**Problems and tasks:**
- a) List every country named in the nuclear disarmament speech below.
- b) Carry on the nuclear disarmament speech below, picking up after its last sentence.

**Extracted text:**
--
The article made the case for, and I quote, “a bold
initiative consistent with America’s moral heritage”. That
initiative was to re-ignite the vision of a world free
of nuclear weapons and to redouble effort on the practical
measures towards it.
The need for such vision and action is all too apparent.
Last year, Kofi Annan said – and he was right – that
the world risks becoming mired in a sterile stand-off between
those who care most about disarmament and those who care
most about proliferation. The dangers of, what he termed,
such mutually assured paralysis are dangers to us all.
Weak action on disarmament, weak consensus on proliferation
are in none of our interests. And any solution must be
a dual one that sees movement on both proliferation and disarmament – a
revitalisation, in other words, of the grand bargain struck
in 1968, when the Non-Proliferation Treaty was established.
What makes this the time to break the stand-off ?
Today the non-proliferation regime is under particular
pressure. We have already seen the emergence of a mixture
of further declared and undeclared nuclear powers. And
now, two countries – Iran and North Korea, both signatories
of the NPT – stand in open defiance of the international
community. Their actions have profound and direct implications
for global security. Each of them also raises the serious
prospect of proliferation across their region.
In the case of Iran, in particular, if the regime is trying
to acquire nuclear weapons – and there are very few
either in that region or outside it who seriously doubt
that that is the goal – then it is raising
the spectre of a huge push for proliferation in what is
already one of the most unstable parts of the world.
That alone makes the debate on disarmament and non-proliferation
we have to have today different in degree: it has become
more immediate and more urgent.
On top of that, we must respond to other underlying trends
that are putting added pressure on the original non-proliferation
regime. One of those, just one, is the emergence of Al
Qaeda and its offshoots – terrorists whom we know
to be actively seeking nuclear materials.
Another though is the anticipated drive towards civil,
nuclear power as the twin imperatives of energy security
and climate security are factored into energy policy across
the world. How can we ensure this does not lead to either
nuclear materials or particularly potentially dangerous
nuclear know-how – particularly enrichment and reprocessing
technologies – being diverted for military use or
just falling into the wrong hands? How do we do so
without prejudice to the economic development of countries
that have every right under the NPT to develop a civil,
nuclear capability.
--
**Records:**
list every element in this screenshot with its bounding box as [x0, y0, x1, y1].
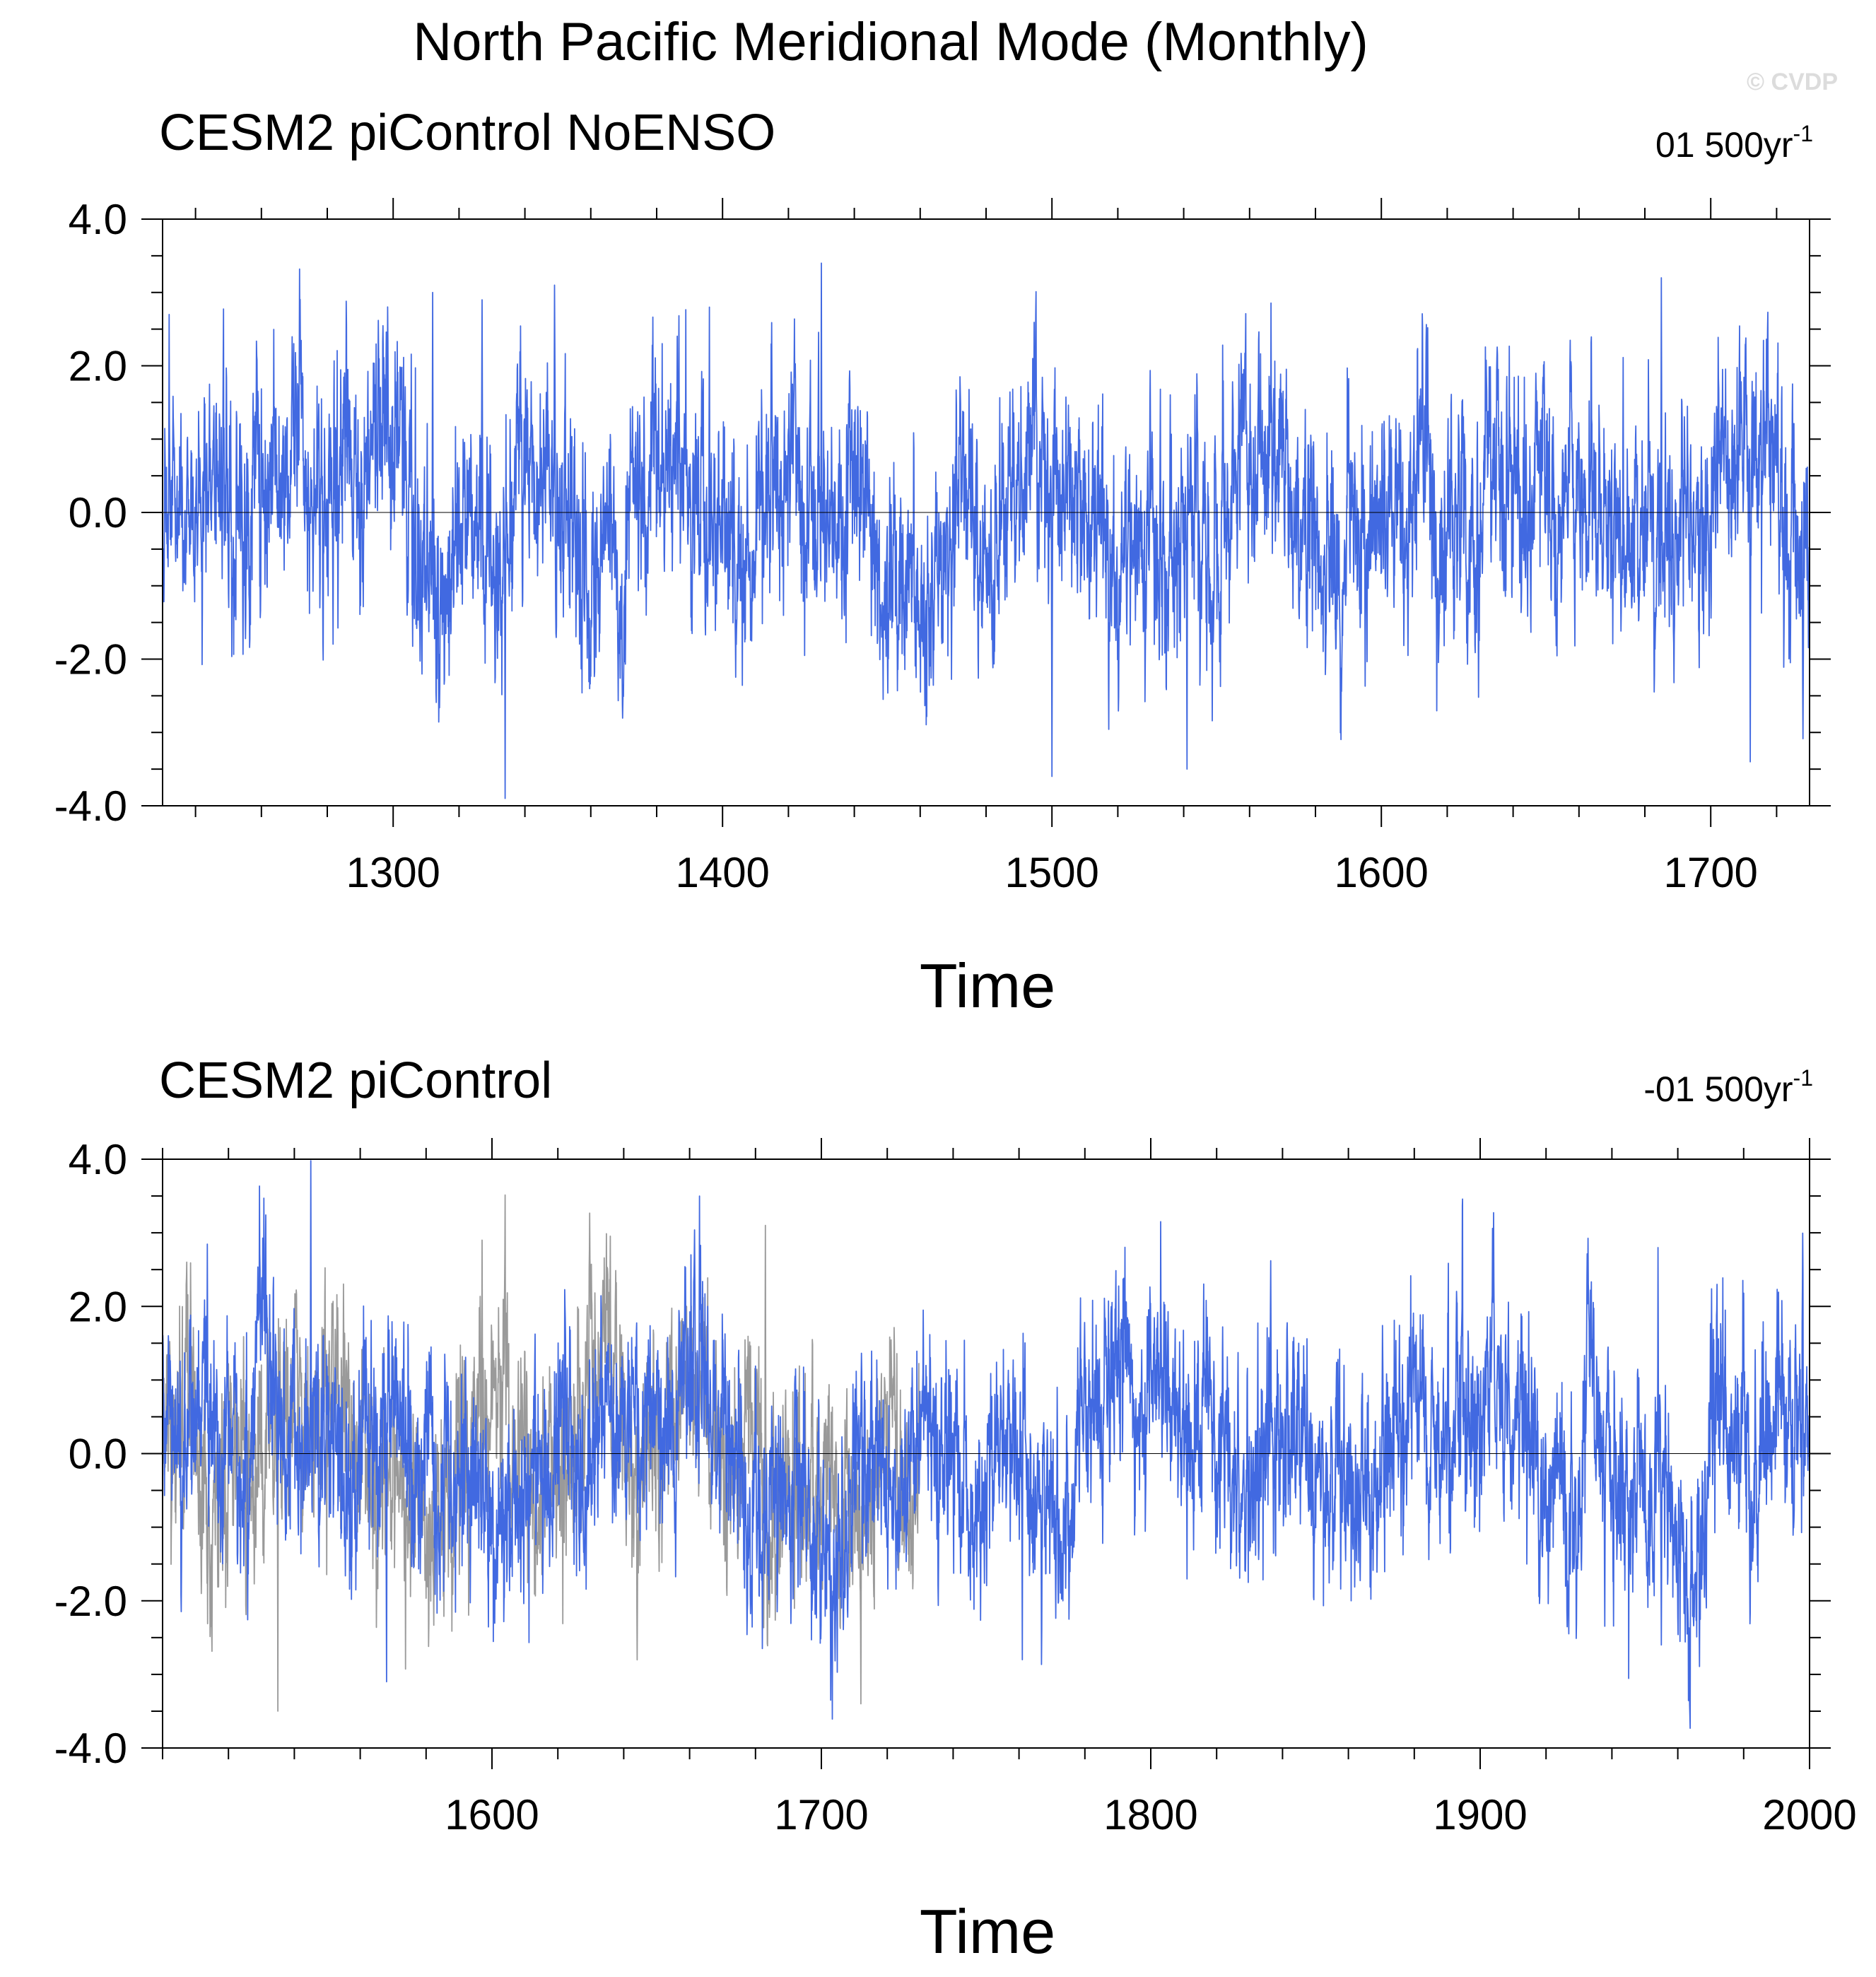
x-axis-label: Time: [920, 951, 1055, 1021]
panel-top: CESM2 piControl NoENSO 01 500yr-1 1300 14…: [54, 105, 1831, 1021]
x-tick-label: 1800: [1103, 1791, 1197, 1838]
panel-title: CESM2 piControl: [159, 1052, 552, 1109]
x-axis-label: Time: [920, 1896, 1055, 1966]
plot-area: 1300 1400 1500 1600 1700 -4.0 -2.0 0.0 2.0 4.0: [54, 196, 1831, 896]
series-line-npmm: [162, 1160, 1810, 1729]
x-tick-label: 1700: [1663, 849, 1757, 896]
series-line-npmm-noenso-: [162, 262, 1810, 799]
y-tick-label: 4.0: [69, 1136, 127, 1183]
x-tick-label: 1600: [1334, 849, 1428, 896]
x-tick-label: 1700: [774, 1791, 868, 1838]
y-tick-label: -4.0: [54, 782, 127, 830]
figure-title: North Pacific Meridional Mode (Monthly): [413, 12, 1368, 72]
x-tick-label: 2000: [1762, 1791, 1856, 1838]
panel-title: CESM2 piControl NoENSO: [159, 105, 775, 161]
subtitle-exponent: -1: [1793, 1065, 1813, 1091]
y-tick-label: 2.0: [69, 1283, 127, 1330]
subtitle-text: 01 500yr: [1655, 125, 1793, 165]
x-tick-label: 1900: [1433, 1791, 1527, 1838]
y-tick-label: -2.0: [54, 1578, 127, 1625]
panel-subtitle: 01 500yr-1: [1655, 121, 1813, 165]
panel-subtitle: -01 500yr-1: [1643, 1065, 1813, 1109]
subtitle-text: -01 500yr: [1643, 1069, 1793, 1109]
y-tick-label: 0.0: [69, 1431, 127, 1478]
watermark: © CVDP: [1747, 69, 1838, 95]
y-tick-label: 0.0: [69, 489, 127, 536]
subtitle-exponent: -1: [1793, 121, 1813, 146]
x-tick-label: 1600: [445, 1791, 539, 1838]
x-tick-label: 1300: [346, 849, 440, 896]
y-tick-label: -2.0: [54, 636, 127, 684]
y-tick-label: 2.0: [69, 343, 127, 390]
plot-area: 1600 1700 1800 1900 2000 -4.0 -2.0 0.0 2.0 4.0: [54, 1136, 1857, 1838]
y-tick-label: 4.0: [69, 196, 127, 243]
y-tick-label: -4.0: [54, 1725, 127, 1772]
x-tick-label: 1500: [1004, 849, 1098, 896]
x-tick-label: 1400: [675, 849, 769, 896]
panel-bottom: CESM2 piControl -01 500yr-1 1600 1700 1800…: [54, 1052, 1857, 1966]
--
**Answers:**
- a) America, Iran, North Korea

- b)
And last there are some very specific triggers for action – key
impending decisions – that are fast approaching. The
START treaty will expire in 2009. We will need to start
thinking about how we move from a bilateral disarmament
framework built by the US and Russia to one more suited
to our multi-polar world.
And then in 2010 we will have the NPT Review Conference
itself. By the time that is held, we need the international
community to be foursquare and united behind a global non-proliferation
regime. We can’t afford for that conference to be
a fractured or fractious one: rather we need to strengthen
the NPT in all its aspects.
That may all sound quite challenging – I meant it
to. But there is no reason to believe that we cannot rise
to that challenge.
Let’s look at some of the facts. Despite the recent
log-jam, the basic non-proliferation consensus is and has
been remarkably resilient. The grand bargain of the NPT
has, by and large, held for the past 40 years. The vast
majority of states – including many that have the
technology to do so if they chose – have decided
not to develop nuclear weapons. And far fewer states than
was once feared have acquired and retained nuclear weapons.
Even more encouragingly, and much less well known outside
this room, many more states – South Africa, Libya,
Ukraine, Kazakhstan, Belarus, Argentina, Brazil – have
given up active nuclear weapons programmes, turned back
from pursuing such programmes, or – as the case of
the former Soviet Union countries – chosen to hand
over weapons on their territory.
And of course the Nuclear Weapons States themselves have
made significant reductions in their nuclear arsenals,
which I will come to later.
So we have grounds for optimism; but we have none for
complacency. The successes we have had in the past have
not come about by accident but by applied effort. And we
will need much more of the same in the months and years
to come. That will mean continued momentum and consensus
on non-proliferation, certainly. But, and this is my main
argument today, the chances of achieving that are greatly
increased if we can also point to genuine commitment and
to concrete action on nuclear disarmament.
Given the proliferation challenges we face, it is not
surprising that so much of our focus should be on non-proliferation
itself.
For the reasons I gave a moment ago, stopping and reversing
nuclear proliferation in North Korea and Iran has to remain
a key priority for the whole international community.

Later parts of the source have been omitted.